## The input
**********
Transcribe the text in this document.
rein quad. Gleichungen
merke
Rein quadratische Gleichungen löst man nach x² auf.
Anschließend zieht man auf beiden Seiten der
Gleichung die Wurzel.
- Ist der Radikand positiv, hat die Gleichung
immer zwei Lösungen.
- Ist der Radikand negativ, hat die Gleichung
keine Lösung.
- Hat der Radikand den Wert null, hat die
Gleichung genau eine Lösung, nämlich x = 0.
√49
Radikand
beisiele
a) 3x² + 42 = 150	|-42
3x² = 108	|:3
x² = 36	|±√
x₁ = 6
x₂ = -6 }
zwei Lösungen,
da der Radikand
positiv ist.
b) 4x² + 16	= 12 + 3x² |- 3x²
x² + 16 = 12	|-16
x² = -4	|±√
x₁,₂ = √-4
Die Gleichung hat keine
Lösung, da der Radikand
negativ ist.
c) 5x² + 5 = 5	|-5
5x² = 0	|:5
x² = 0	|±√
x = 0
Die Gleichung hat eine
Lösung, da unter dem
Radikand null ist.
**********
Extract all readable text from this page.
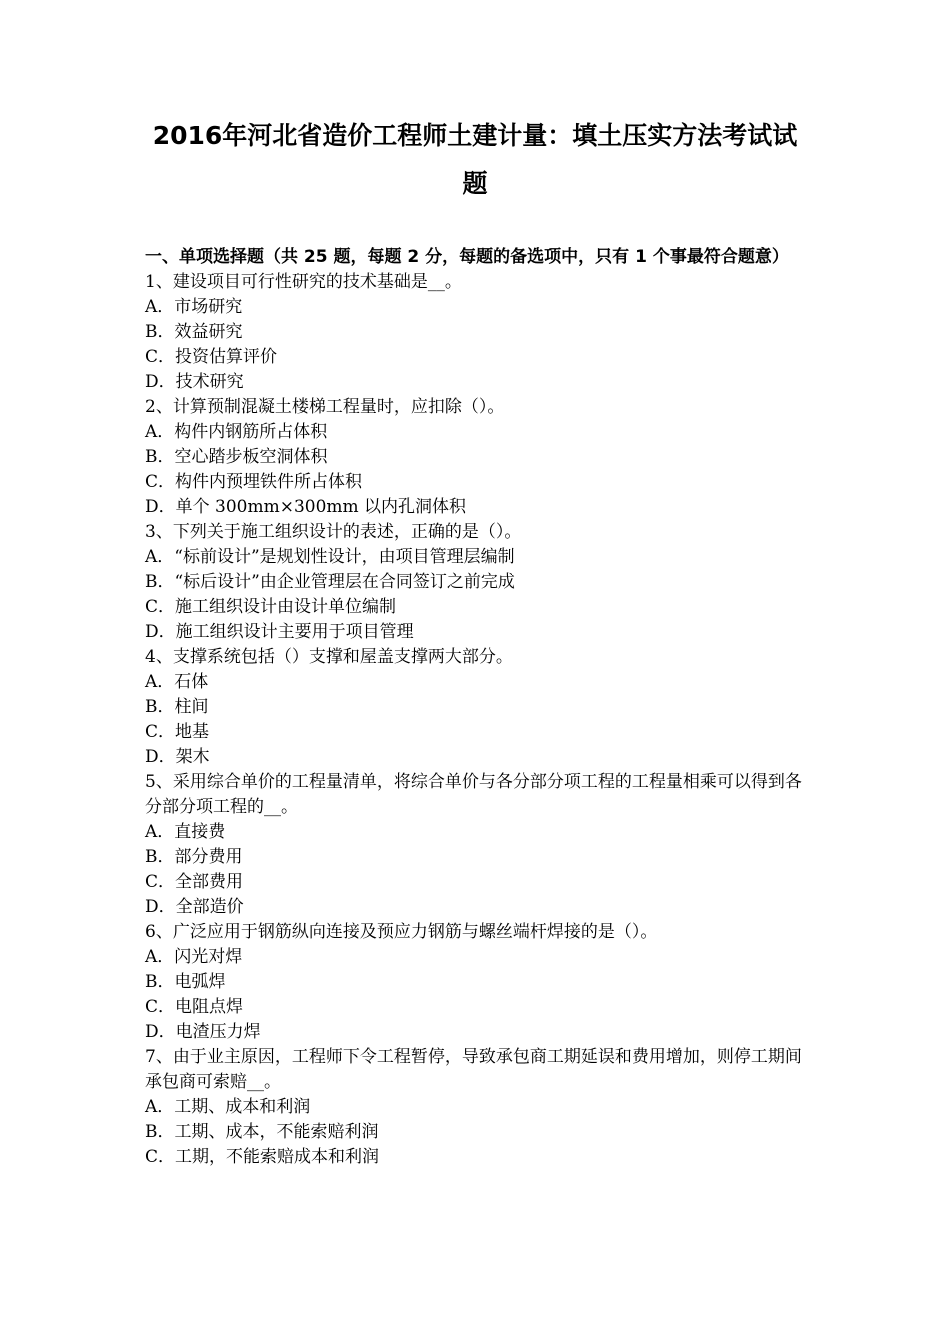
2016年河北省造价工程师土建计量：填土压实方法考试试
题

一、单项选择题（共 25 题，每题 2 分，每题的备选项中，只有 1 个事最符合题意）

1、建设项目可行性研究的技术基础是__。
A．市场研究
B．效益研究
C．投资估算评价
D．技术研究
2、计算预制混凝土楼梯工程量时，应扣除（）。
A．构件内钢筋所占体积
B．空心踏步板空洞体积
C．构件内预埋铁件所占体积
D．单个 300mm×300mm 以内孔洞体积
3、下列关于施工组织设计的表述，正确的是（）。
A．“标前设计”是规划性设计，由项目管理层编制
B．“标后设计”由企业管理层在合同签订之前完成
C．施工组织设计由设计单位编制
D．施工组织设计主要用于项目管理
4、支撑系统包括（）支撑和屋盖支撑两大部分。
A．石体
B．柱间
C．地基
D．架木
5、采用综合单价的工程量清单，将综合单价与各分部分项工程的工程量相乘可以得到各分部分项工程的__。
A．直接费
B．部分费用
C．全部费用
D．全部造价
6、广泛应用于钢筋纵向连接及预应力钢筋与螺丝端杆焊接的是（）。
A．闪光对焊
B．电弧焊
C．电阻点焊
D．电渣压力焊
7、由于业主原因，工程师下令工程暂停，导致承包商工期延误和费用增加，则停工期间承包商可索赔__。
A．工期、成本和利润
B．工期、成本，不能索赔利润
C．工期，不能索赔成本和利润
**********
## Instructions to follow
Pick out every line above that contains the word "null" and copy it.

## Output
- Hat der Radikand den Wert null, hat die
Radikand null ist.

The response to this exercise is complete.